# Dataset start
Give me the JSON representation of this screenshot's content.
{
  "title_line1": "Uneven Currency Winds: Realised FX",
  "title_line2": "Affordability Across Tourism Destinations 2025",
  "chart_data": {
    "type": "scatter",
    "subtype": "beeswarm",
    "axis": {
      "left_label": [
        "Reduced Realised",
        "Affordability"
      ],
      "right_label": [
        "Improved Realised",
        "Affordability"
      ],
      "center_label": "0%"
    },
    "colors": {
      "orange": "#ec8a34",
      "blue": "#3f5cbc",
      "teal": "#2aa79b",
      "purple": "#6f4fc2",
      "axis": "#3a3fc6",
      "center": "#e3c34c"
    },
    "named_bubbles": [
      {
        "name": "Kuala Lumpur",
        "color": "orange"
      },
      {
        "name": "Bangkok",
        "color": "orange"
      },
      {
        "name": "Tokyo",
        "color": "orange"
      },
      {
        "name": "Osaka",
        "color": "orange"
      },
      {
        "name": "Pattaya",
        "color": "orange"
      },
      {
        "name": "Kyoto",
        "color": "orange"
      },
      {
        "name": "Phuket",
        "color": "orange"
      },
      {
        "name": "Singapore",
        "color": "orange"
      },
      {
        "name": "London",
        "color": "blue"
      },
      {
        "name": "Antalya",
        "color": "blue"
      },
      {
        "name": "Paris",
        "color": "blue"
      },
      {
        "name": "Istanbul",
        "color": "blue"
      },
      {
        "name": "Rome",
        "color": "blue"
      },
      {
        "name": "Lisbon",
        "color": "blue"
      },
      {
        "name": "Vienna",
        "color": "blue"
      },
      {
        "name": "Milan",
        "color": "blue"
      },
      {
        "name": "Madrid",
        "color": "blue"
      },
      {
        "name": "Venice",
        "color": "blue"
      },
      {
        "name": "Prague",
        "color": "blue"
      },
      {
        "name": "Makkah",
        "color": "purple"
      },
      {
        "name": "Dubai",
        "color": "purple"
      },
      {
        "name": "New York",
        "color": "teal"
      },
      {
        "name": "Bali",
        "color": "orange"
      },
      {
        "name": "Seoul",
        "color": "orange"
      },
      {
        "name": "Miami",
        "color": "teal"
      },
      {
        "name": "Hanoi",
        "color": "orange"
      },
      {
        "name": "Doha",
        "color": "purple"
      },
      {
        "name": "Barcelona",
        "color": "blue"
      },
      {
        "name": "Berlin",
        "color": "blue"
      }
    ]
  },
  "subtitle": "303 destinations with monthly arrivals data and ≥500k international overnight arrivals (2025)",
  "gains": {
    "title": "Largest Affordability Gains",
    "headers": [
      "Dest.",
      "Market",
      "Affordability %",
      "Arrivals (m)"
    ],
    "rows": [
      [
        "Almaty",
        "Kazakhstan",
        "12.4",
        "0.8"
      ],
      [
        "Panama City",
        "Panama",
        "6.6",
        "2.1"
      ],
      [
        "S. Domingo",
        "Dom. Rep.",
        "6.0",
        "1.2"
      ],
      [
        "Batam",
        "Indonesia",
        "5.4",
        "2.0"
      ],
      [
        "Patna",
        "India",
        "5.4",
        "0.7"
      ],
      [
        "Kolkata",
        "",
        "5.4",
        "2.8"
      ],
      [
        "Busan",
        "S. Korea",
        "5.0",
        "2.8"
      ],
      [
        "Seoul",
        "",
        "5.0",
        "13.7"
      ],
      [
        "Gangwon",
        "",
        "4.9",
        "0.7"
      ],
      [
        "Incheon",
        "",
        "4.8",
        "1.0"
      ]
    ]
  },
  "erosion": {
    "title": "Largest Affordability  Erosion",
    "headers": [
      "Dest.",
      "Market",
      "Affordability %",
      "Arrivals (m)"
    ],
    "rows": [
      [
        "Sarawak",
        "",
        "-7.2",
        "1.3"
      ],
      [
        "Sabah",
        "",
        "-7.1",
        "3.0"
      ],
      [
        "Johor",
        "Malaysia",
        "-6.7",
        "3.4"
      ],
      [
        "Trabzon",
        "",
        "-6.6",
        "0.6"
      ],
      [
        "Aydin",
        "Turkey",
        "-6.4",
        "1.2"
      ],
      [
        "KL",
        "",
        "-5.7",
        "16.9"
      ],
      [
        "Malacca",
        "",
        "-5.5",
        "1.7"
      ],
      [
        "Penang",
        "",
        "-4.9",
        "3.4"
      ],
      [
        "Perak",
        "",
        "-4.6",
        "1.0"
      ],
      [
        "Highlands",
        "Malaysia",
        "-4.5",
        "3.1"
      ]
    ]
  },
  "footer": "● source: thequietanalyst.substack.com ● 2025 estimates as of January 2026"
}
# Dataset end
- _Written problem_: Reproduce every line of the material above exactly.

- _Exercise answer_:
Give me the JSON representation of this screenshot's content.
{
  "title_line1": "Uneven Currency Winds: Realised FX",
  "title_line2": "Affordability Across Tourism Destinations 2025",
  "chart_data": {
    "type": "scatter",
    "subtype": "beeswarm",
    "axis": {
      "left_label": [
        "Reduced Realised",
        "Affordability"
      ],
      "right_label": [
        "Improved Realised",
        "Affordability"
      ],
      "center_label": "0%"
    },
    "colors": {
      "orange": "#ec8a34",
      "blue": "#3f5cbc",
      "teal": "#2aa79b",
      "purple": "#6f4fc2",
      "axis": "#3a3fc6",
      "center": "#e3c34c"
    },
    "named_bubbles": [
      {
        "name": "Kuala Lumpur",
        "color": "orange"
      },
      {
        "name": "Bangkok",
        "color": "orange"
      },
      {
        "name": "Tokyo",
        "color": "orange"
      },
      {
        "name": "Osaka",
        "color": "orange"
      },
      {
        "name": "Pattaya",
        "color": "orange"
      },
      {
        "name": "Kyoto",
        "color": "orange"
      },
      {
        "name": "Phuket",
        "color": "orange"
      },
      {
        "name": "Singapore",
        "color": "orange"
      },
      {
        "name": "London",
        "color": "blue"
      },
      {
        "name": "Antalya",
        "color": "blue"
      },
      {
        "name": "Paris",
        "color": "blue"
      },
      {
        "name": "Istanbul",
        "color": "blue"
      },
      {
        "name": "Rome",
        "color": "blue"
      },
      {
        "name": "Lisbon",
        "color": "blue"
      },
      {
        "name": "Vienna",
        "color": "blue"
      },
      {
        "name": "Milan",
        "color": "blue"
      },
      {
        "name": "Madrid",
        "color": "blue"
      },
      {
        "name": "Venice",
        "color": "blue"
      },
      {
        "name": "Prague",
        "color": "blue"
      },
      {
        "name": "Makkah",
        "color": "purple"
      },
      {
        "name": "Dubai",
        "color": "purple"
      },
      {
        "name": "New York",
        "color": "teal"
      },
      {
        "name": "Bali",
        "color": "orange"
      },
      {
        "name": "Seoul",
        "color": "orange"
      },
      {
        "name": "Miami",
        "color": "teal"
      },
      {
        "name": "Hanoi",
        "color": "orange"
      },
      {
        "name": "Doha",
        "color": "purple"
      },
      {
        "name": "Barcelona",
        "color": "blue"
      },
      {
        "name": "Berlin",
        "color": "blue"
      }
    ]
  },
  "subtitle": "303 destinations with monthly arrivals data and ≥500k international overnight arrivals (2025)",
  "gains": {
    "title": "Largest Affordability Gains",
    "headers": [
      "Dest.",
      "Market",
      "Affordability %",
      "Arrivals (m)"
    ],
    "rows": [
      [
        "Almaty",
        "Kazakhstan",
        "12.4",
        "0.8"
      ],
      [
        "Panama City",
        "Panama",
        "6.6",
        "2.1"
      ],
      [
        "S. Domingo",
        "Dom. Rep.",
        "6.0",
        "1.2"
      ],
      [
        "Batam",
        "Indonesia",
        "5.4",
        "2.0"
      ],
      [
        "Patna",
        "India",
        "5.4",
        "0.7"
      ],
      [
        "Kolkata",
        "",
        "5.4",
        "2.8"
      ],
      [
        "Busan",
        "S. Korea",
        "5.0",
        "2.8"
      ],
      [
        "Seoul",
        "",
        "5.0",
        "13.7"
      ],
      [
        "Gangwon",
        "",
        "4.9",
        "0.7"
      ],
      [
        "Incheon",
        "",
        "4.8",
        "1.0"
      ]
    ]
  },
  "erosion": {
    "title": "Largest Affordability  Erosion",
    "headers": [
      "Dest.",
      "Market",
      "Affordability %",
      "Arrivals (m)"
    ],
    "rows": [
      [
        "Sarawak",
        "",
        "-7.2",
        "1.3"
      ],
      [
        "Sabah",
        "",
        "-7.1",
        "3.0"
      ],
      [
        "Johor",
        "Malaysia",
        "-6.7",
        "3.4"
      ],
      [
        "Trabzon",
        "",
        "-6.6",
        "0.6"
      ],
      [
        "Aydin",
        "Turkey",
        "-6.4",
        "1.2"
      ],
      [
        "KL",
        "",
        "-5.7",
        "16.9"
      ],
      [
        "Malacca",
        "",
        "-5.5",
        "1.7"
      ],
      [
        "Penang",
        "",
        "-4.9",
        "3.4"
      ],
      [
        "Perak",
        "",
        "-4.6",
        "1.0"
      ],
      [
        "Highlands",
        "Malaysia",
        "-4.5",
        "3.1"
      ]
    ]
  },
  "footer": "● source: thequietanalyst.substack.com ● 2025 estimates as of January 2026"
}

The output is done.